Dataset listings of figures
BEGIN
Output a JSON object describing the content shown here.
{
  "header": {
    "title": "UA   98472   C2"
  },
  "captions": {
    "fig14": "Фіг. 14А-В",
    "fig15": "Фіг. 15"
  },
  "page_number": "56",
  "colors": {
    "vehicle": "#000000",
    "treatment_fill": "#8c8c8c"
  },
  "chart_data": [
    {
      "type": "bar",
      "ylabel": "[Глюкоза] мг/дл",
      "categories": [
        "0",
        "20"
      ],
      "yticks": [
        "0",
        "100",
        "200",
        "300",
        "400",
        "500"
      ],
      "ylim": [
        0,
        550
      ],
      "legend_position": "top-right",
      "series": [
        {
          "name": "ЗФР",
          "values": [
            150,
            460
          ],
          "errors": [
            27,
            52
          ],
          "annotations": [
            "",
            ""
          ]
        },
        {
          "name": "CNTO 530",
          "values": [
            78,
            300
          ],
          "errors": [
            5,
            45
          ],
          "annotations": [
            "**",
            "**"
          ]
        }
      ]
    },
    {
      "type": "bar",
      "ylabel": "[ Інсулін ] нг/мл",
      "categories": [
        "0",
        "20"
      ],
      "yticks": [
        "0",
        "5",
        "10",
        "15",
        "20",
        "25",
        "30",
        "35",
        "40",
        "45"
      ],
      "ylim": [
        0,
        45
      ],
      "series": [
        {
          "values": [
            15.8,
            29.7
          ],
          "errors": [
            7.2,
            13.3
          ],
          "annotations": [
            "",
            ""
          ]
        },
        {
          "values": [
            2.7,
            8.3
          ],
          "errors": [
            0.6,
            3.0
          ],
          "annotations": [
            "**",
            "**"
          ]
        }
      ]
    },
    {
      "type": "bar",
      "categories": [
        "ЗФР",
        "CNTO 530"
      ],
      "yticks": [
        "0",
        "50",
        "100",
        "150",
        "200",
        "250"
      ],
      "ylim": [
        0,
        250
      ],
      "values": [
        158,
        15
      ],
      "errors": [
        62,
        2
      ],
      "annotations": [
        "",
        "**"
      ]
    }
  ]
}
END
**WHAT THE TASK ASKS**
Find the word "ylabel" in the data and copy out each line where it turns up.

**EXERCISE OUTPUT**
      "ylabel": "[Глюкоза] мг/дл",
      "ylabel": "[ Інсулін ] нг/мл",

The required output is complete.